THE TASK -> Set down the whole listing verbatim.

>> Begin SUPPLIED INFORMATION

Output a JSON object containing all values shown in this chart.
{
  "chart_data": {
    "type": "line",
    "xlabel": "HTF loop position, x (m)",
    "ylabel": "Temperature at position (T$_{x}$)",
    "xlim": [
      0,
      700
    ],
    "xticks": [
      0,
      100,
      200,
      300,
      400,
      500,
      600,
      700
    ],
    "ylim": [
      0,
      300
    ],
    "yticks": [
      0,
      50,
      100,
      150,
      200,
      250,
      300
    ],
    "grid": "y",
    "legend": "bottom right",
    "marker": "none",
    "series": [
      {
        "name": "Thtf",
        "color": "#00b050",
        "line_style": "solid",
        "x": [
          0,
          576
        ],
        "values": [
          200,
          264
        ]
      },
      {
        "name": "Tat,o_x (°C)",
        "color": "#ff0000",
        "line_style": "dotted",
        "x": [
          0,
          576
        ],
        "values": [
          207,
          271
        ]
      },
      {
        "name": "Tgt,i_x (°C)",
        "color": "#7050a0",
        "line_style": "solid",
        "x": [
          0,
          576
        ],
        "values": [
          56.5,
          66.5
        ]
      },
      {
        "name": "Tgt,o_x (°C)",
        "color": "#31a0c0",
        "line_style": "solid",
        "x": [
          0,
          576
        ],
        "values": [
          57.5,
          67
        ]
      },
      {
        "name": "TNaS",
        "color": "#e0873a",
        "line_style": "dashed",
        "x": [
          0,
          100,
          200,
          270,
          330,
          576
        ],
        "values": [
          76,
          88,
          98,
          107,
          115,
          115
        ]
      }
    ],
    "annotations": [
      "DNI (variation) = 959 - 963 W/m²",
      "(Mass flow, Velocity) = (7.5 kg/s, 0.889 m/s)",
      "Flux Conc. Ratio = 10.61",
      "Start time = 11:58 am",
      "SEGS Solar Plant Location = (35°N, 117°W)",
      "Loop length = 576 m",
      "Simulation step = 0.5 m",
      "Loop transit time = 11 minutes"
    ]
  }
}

>> End SUPPLIED INFORMATION

TASK ANSWER ->
Output a JSON object containing all values shown in this chart.
{
  "chart_data": {
    "type": "line",
    "xlabel": "HTF loop position, x (m)",
    "ylabel": "Temperature at position (T$_{x}$)",
    "xlim": [
      0,
      700
    ],
    "xticks": [
      0,
      100,
      200,
      300,
      400,
      500,
      600,
      700
    ],
    "ylim": [
      0,
      300
    ],
    "yticks": [
      0,
      50,
      100,
      150,
      200,
      250,
      300
    ],
    "grid": "y",
    "legend": "bottom right",
    "marker": "none",
    "series": [
      {
        "name": "Thtf",
        "color": "#00b050",
        "line_style": "solid",
        "x": [
          0,
          576
        ],
        "values": [
          200,
          264
        ]
      },
      {
        "name": "Tat,o_x (°C)",
        "color": "#ff0000",
        "line_style": "dotted",
        "x": [
          0,
          576
        ],
        "values": [
          207,
          271
        ]
      },
      {
        "name": "Tgt,i_x (°C)",
        "color": "#7050a0",
        "line_style": "solid",
        "x": [
          0,
          576
        ],
        "values": [
          56.5,
          66.5
        ]
      },
      {
        "name": "Tgt,o_x (°C)",
        "color": "#31a0c0",
        "line_style": "solid",
        "x": [
          0,
          576
        ],
        "values": [
          57.5,
          67
        ]
      },
      {
        "name": "TNaS",
        "color": "#e0873a",
        "line_style": "dashed",
        "x": [
          0,
          100,
          200,
          270,
          330,
          576
        ],
        "values": [
          76,
          88,
          98,
          107,
          115,
          115
        ]
      }
    ],
    "annotations": [
      "DNI (variation) = 959 - 963 W/m²",
      "(Mass flow, Velocity) = (7.5 kg/s, 0.889 m/s)",
      "Flux Conc. Ratio = 10.61",
      "Start time = 11:58 am",
      "SEGS Solar Plant Location = (35°N, 117°W)",
      "Loop length = 576 m",
      "Simulation step = 0.5 m",
      "Loop transit time = 11 minutes"
    ]
  }
}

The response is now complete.